• Written exercise
Read the entries below and pull out each line with the string "pueden".

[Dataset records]
══════
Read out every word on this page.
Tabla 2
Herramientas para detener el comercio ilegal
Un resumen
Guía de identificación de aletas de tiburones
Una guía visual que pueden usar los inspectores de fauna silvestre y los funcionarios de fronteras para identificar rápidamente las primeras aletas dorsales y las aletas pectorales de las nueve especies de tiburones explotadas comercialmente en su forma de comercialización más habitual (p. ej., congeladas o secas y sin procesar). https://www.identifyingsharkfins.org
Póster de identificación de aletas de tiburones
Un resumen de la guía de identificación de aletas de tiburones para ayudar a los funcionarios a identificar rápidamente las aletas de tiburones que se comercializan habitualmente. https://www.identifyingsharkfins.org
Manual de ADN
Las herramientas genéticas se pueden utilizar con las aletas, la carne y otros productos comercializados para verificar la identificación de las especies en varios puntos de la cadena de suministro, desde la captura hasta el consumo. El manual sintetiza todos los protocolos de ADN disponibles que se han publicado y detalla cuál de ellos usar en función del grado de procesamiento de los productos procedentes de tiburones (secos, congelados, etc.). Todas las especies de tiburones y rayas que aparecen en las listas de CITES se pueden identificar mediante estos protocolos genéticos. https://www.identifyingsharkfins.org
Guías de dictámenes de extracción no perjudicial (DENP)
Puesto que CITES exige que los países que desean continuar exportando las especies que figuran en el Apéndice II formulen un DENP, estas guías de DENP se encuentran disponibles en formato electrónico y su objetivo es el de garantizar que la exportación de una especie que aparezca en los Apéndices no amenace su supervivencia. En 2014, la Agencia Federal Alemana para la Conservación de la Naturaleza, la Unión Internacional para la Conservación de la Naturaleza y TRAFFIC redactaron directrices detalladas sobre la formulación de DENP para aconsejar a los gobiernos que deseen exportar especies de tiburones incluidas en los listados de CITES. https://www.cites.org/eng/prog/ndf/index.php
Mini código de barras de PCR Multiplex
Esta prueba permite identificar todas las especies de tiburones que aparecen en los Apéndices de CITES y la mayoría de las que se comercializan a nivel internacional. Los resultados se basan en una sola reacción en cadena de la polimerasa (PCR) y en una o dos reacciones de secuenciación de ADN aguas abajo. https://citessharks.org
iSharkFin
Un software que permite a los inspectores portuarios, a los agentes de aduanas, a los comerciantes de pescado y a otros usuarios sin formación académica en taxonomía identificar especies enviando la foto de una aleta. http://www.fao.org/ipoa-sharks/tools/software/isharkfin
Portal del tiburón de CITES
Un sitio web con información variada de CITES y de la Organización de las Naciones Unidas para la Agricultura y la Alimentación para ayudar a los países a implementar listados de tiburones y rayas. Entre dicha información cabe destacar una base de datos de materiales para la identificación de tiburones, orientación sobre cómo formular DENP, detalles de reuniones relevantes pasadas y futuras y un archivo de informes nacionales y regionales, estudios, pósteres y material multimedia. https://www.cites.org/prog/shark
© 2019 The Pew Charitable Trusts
══════
• Solution
Una guía visual que pueden usar los inspectores de fauna silvestre y los funcionarios de fronteras para identificar rápidamente las primeras aletas dorsales y las aletas pectorales de las nueve especies de tiburones explotadas comercialmente en su forma de comercialización más habitual (p. ej., congeladas o secas y sin procesar). https://www.identifyingsharkfins.org
Las herramientas genéticas se pueden utilizar con las aletas, la carne y otros productos comercializados para verificar la identificación de las especies en varios puntos de la cadena de suministro, desde la captura hasta el consumo. El manual sintetiza todos los protocolos de ADN disponibles que se han publicado y detalla cuál de ellos usar en función del grado de procesamiento de los productos procedentes de tiburones (secos, congelados, etc.). Todas las especies de tiburones y rayas que aparecen en las listas de CITES se pueden identificar mediante estos protocolos genéticos. https://www.identifyingsharkfins.org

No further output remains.